SET PROBLEM: Please edit the records below by replacing "Cape Town" with "City of Cape Town" and leaving everything else unchanged. Leave the pictures out of your answer.

SUPPLIED ENTRIES:
— Start —

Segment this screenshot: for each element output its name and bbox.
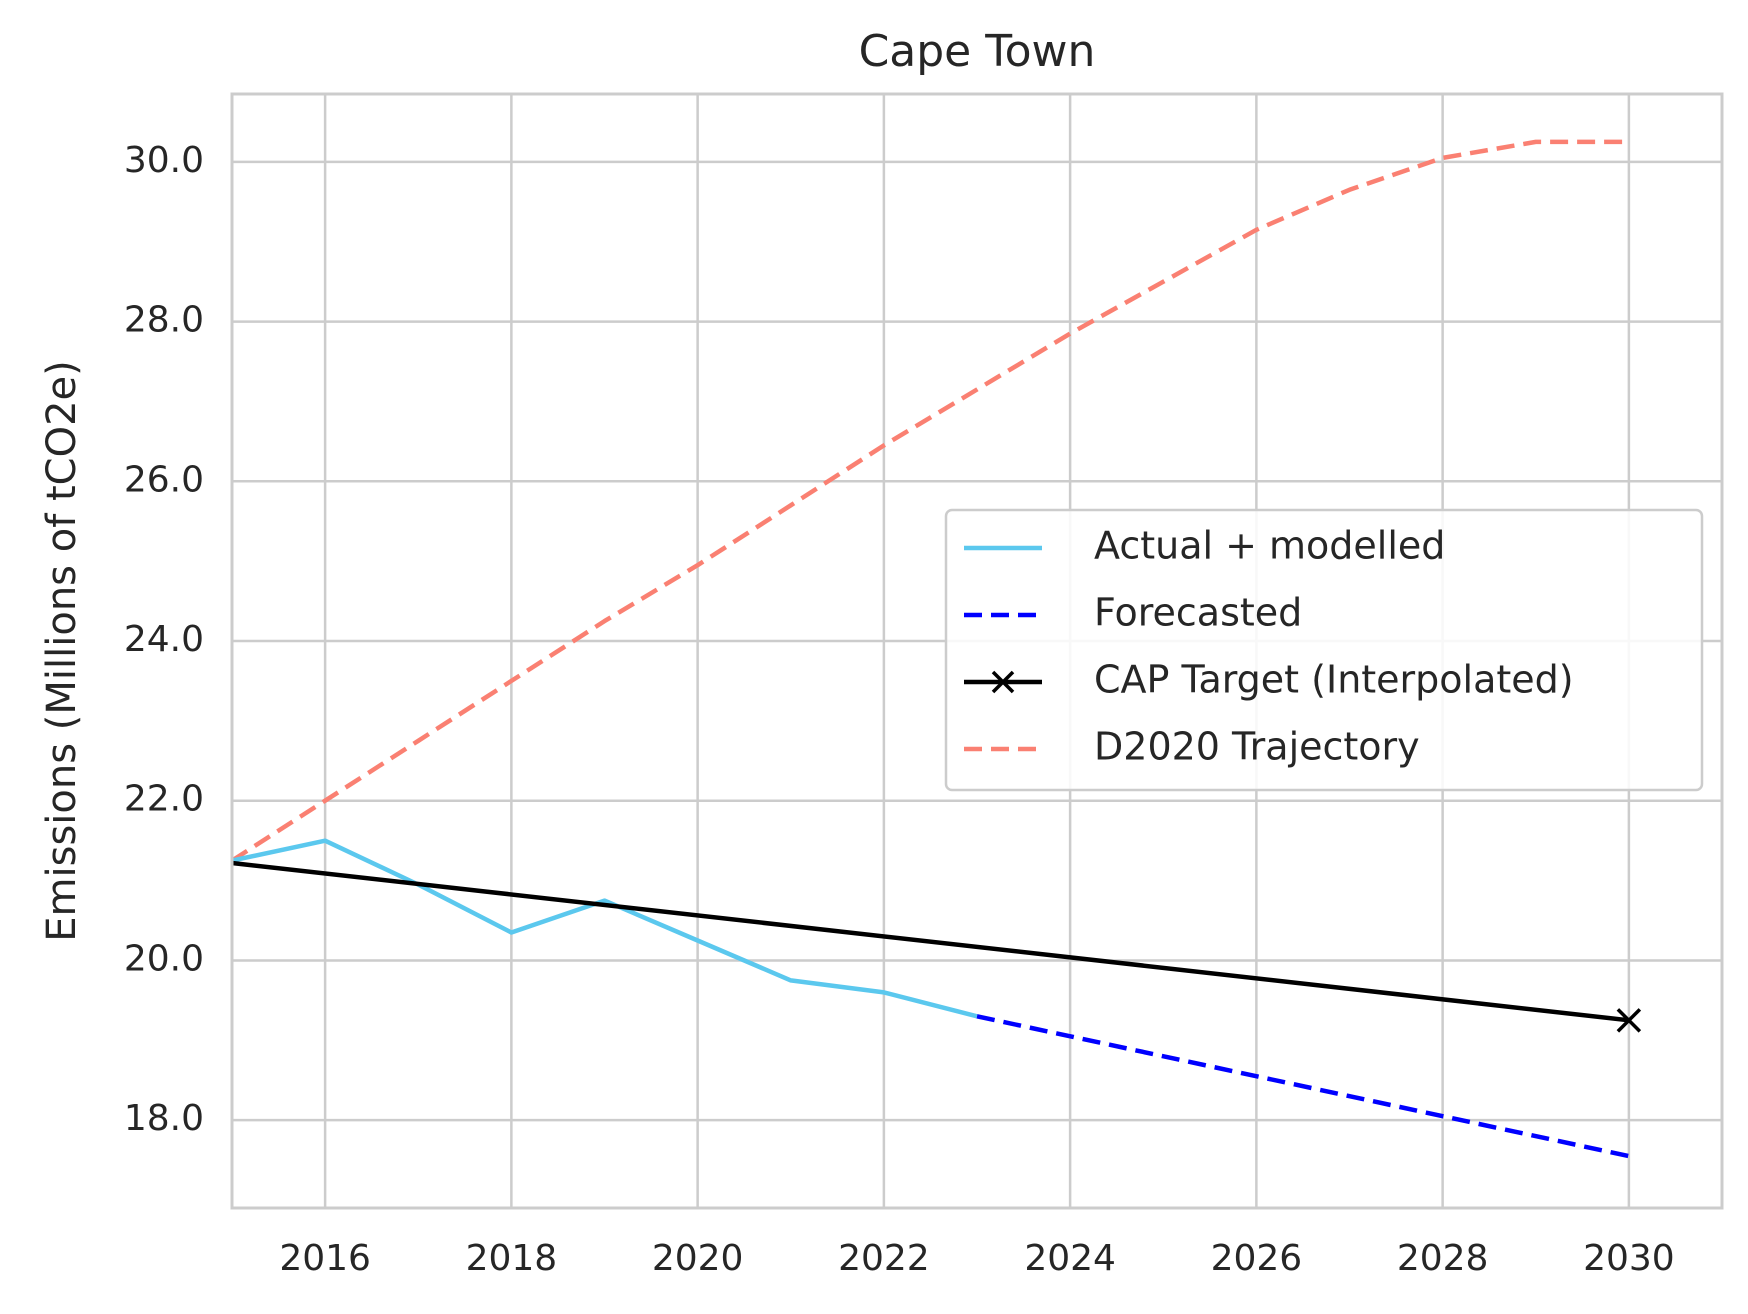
x-tick-label: 2018 — [466, 1238, 558, 1279]
y-axis-label: Emissions (Millions of tCO2e) — [39, 360, 85, 942]
legend-item-cap-target-interpolated: CAP Target (Interpolated) — [964, 658, 1574, 702]
legend-label: Forecasted — [1094, 591, 1302, 635]
legend-item-actual-modelled: Actual + modelled — [964, 524, 1445, 568]
y-tick-label: 20.0 — [124, 938, 204, 979]
plot-frame — [230, 92, 1724, 1210]
y-tick-label: 24.0 — [124, 619, 204, 660]
y-tick-label: 30.0 — [124, 140, 204, 181]
y-tick-label: 28.0 — [124, 300, 204, 341]
x-tick-label: 2022 — [838, 1238, 930, 1279]
legend-box — [944, 508, 1704, 792]
series-line-d2020-trajectory — [230, 139, 1629, 863]
x-tick-label: 2030 — [1583, 1238, 1675, 1279]
x-marker-stroke — [1616, 1008, 1642, 1033]
x-tick-label: 2020 — [652, 1238, 744, 1279]
legend-item-forecasted: Forecasted — [964, 591, 1302, 635]
legend-x-marker — [991, 670, 1015, 694]
series-line-cap-target-interpolated — [231, 860, 1630, 1023]
plot-series — [230, 139, 1642, 1159]
chart-title: Cape Town — [859, 26, 1096, 77]
axis-ticks: 2016 2018 2020 2022 2024 2026 2028 2030 18.0 20.0… — [124, 140, 1675, 1279]
legend-label: CAP Target (Interpolated) — [1094, 658, 1574, 702]
x-tick-label: 2028 — [1397, 1238, 1489, 1279]
x-tick-label: 2024 — [1024, 1238, 1116, 1279]
grid — [232, 94, 1722, 1208]
y-tick-label: 18.0 — [124, 1098, 204, 1139]
legend-label: Actual + modelled — [1094, 524, 1445, 568]
series-marker-cap-target-interpolated — [1616, 1008, 1642, 1033]
legend: Actual + modelled Forecasted CAP Target (I… — [944, 508, 1704, 792]
y-tick-label: 22.0 — [124, 779, 204, 820]
series-line-forecasted — [976, 1014, 1630, 1159]
series-line-actual-modelled — [231, 838, 978, 1019]
legend-item-d2020-trajectory: D2020 Trajectory — [964, 725, 1420, 769]
y-tick-label: 26.0 — [124, 459, 204, 500]
legend-label: D2020 Trajectory — [1094, 725, 1420, 769]
x-tick-label: 2016 — [279, 1238, 371, 1279]
x-tick-label: 2026 — [1211, 1238, 1303, 1279]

— End —

ANSWER TO THIS TASK:
Segment this screenshot: for each element output its name and bbox.
x-tick-label: 2018 — [466, 1238, 558, 1279]
y-axis-label: Emissions (Millions of tCO2e) — [39, 360, 85, 942]
legend-item-cap-target-interpolated: CAP Target (Interpolated) — [964, 658, 1574, 702]
legend-label: Forecasted — [1094, 591, 1302, 635]
legend-item-actual-modelled: Actual + modelled — [964, 524, 1445, 568]
y-tick-label: 20.0 — [124, 938, 204, 979]
plot-frame — [230, 92, 1724, 1210]
y-tick-label: 24.0 — [124, 619, 204, 660]
y-tick-label: 30.0 — [124, 140, 204, 181]
y-tick-label: 28.0 — [124, 300, 204, 341]
x-tick-label: 2022 — [838, 1238, 930, 1279]
legend-box — [944, 508, 1704, 792]
series-line-d2020-trajectory — [230, 139, 1629, 863]
x-tick-label: 2030 — [1583, 1238, 1675, 1279]
x-marker-stroke — [1616, 1008, 1642, 1033]
x-tick-label: 2020 — [652, 1238, 744, 1279]
legend-item-forecasted: Forecasted — [964, 591, 1302, 635]
legend-x-marker — [991, 670, 1015, 694]
series-line-cap-target-interpolated — [231, 860, 1630, 1023]
plot-series — [230, 139, 1642, 1159]
chart-title: City of Cape Town — [859, 26, 1096, 77]
axis-ticks: 2016 2018 2020 2022 2024 2026 2028 2030 18.0 20.0… — [124, 140, 1675, 1279]
legend-label: CAP Target (Interpolated) — [1094, 658, 1574, 702]
x-tick-label: 2028 — [1397, 1238, 1489, 1279]
x-tick-label: 2024 — [1024, 1238, 1116, 1279]
grid — [232, 94, 1722, 1208]
y-tick-label: 18.0 — [124, 1098, 204, 1139]
legend-label: Actual + modelled — [1094, 524, 1445, 568]
series-marker-cap-target-interpolated — [1616, 1008, 1642, 1033]
legend: Actual + modelled Forecasted CAP Target (I… — [944, 508, 1704, 792]
y-tick-label: 22.0 — [124, 779, 204, 820]
series-line-forecasted — [976, 1014, 1630, 1159]
series-line-actual-modelled — [231, 838, 978, 1019]
legend-item-d2020-trajectory: D2020 Trajectory — [964, 725, 1420, 769]
y-tick-label: 26.0 — [124, 459, 204, 500]
legend-label: D2020 Trajectory — [1094, 725, 1420, 769]
x-tick-label: 2016 — [279, 1238, 371, 1279]
x-tick-label: 2026 — [1211, 1238, 1303, 1279]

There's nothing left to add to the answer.